■ Instructions for the task
Would it be possible to write out each entry below exactly, without the pictures?

=-=-=-=-=

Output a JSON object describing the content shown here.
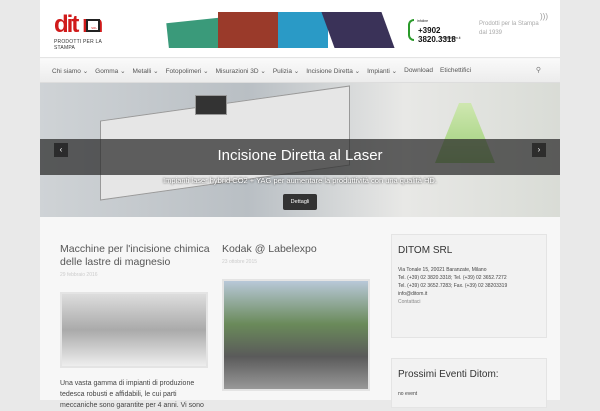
{
  "header": {
    "logo_text": "dit m",
    "logo_srl": "SRL",
    "logo_sub": "PRODOTTI PER LA STAMPA",
    "phone_label": "infoline",
    "phone": "+3902 3820.3318",
    "phone_email": "info@ditom.it",
    "tagline_1": "Prodotti per la Stampa",
    "tagline_2": "dal 1939",
    "rss_icon": "rss-icon"
  },
  "nav": {
    "items": [
      "Chi siamo ⌄",
      "Gomma ⌄",
      "Metalli ⌄",
      "Fotopolimeri ⌄",
      "Misurazioni 3D ⌄",
      "Pulizia ⌄",
      "Incisione Diretta ⌄",
      "Impianti ⌄",
      "Download",
      "Etichettifici"
    ],
    "search_icon": "⚲"
  },
  "slider": {
    "title": "Incisione Diretta al Laser",
    "subtitle": "Impianti laser hybrid CO2 + YAG per aumentare la produttività con una qualità HD.",
    "button": "Dettagli",
    "prev": "‹",
    "next": "›"
  },
  "posts": [
    {
      "title": "Macchine per l'incisione chimica delle lastre di magnesio",
      "date": "29 febbraio 2016",
      "excerpt": "Una vasta gamma di impianti di produzione tedesca robusti e affidabili, le cui parti meccaniche sono garantite per 4 anni. Vi sono"
    },
    {
      "title": "Kodak @ Labelexpo",
      "date": "23 ottobre 2015"
    }
  ],
  "widget_contact": {
    "title": "DITOM SRL",
    "lines": [
      "Via Tonale 15, 20021 Baranzate, Milano",
      "Tel. (+39) 02 3820.3318; Tel. (+39) 02 3652.7272",
      "Tel. (+39) 02 3652.7283; Fax. (+39) 02 38203319",
      "info@ditom.it"
    ],
    "link": "Contattaci"
  },
  "widget_events": {
    "title": "Prossimi Eventi Ditom:",
    "text": "no event"
  }
}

=-=-=-=-=

■ Complete answer
Output a JSON object describing the content shown here.
{
  "header": {
    "logo_text": "dit m",
    "logo_srl": "SRL",
    "logo_sub": "PRODOTTI PER LA STAMPA",
    "phone_label": "infoline",
    "phone": "+3902 3820.3318",
    "phone_email": "info@ditom.it",
    "tagline_1": "Prodotti per la Stampa",
    "tagline_2": "dal 1939",
    "rss_icon": "rss-icon"
  },
  "nav": {
    "items": [
      "Chi siamo ⌄",
      "Gomma ⌄",
      "Metalli ⌄",
      "Fotopolimeri ⌄",
      "Misurazioni 3D ⌄",
      "Pulizia ⌄",
      "Incisione Diretta ⌄",
      "Impianti ⌄",
      "Download",
      "Etichettifici"
    ],
    "search_icon": "⚲"
  },
  "slider": {
    "title": "Incisione Diretta al Laser",
    "subtitle": "Impianti laser hybrid CO2 + YAG per aumentare la produttività con una qualità HD.",
    "button": "Dettagli",
    "prev": "‹",
    "next": "›"
  },
  "posts": [
    {
      "title": "Macchine per l'incisione chimica delle lastre di magnesio",
      "date": "29 febbraio 2016",
      "excerpt": "Una vasta gamma di impianti di produzione tedesca robusti e affidabili, le cui parti meccaniche sono garantite per 4 anni. Vi sono"
    },
    {
      "title": "Kodak @ Labelexpo",
      "date": "23 ottobre 2015"
    }
  ],
  "widget_contact": {
    "title": "DITOM SRL",
    "lines": [
      "Via Tonale 15, 20021 Baranzate, Milano",
      "Tel. (+39) 02 3820.3318; Tel. (+39) 02 3652.7272",
      "Tel. (+39) 02 3652.7283; Fax. (+39) 02 38203319",
      "info@ditom.it"
    ],
    "link": "Contattaci"
  },
  "widget_events": {
    "title": "Prossimi Eventi Ditom:",
    "text": "no event"
  }
}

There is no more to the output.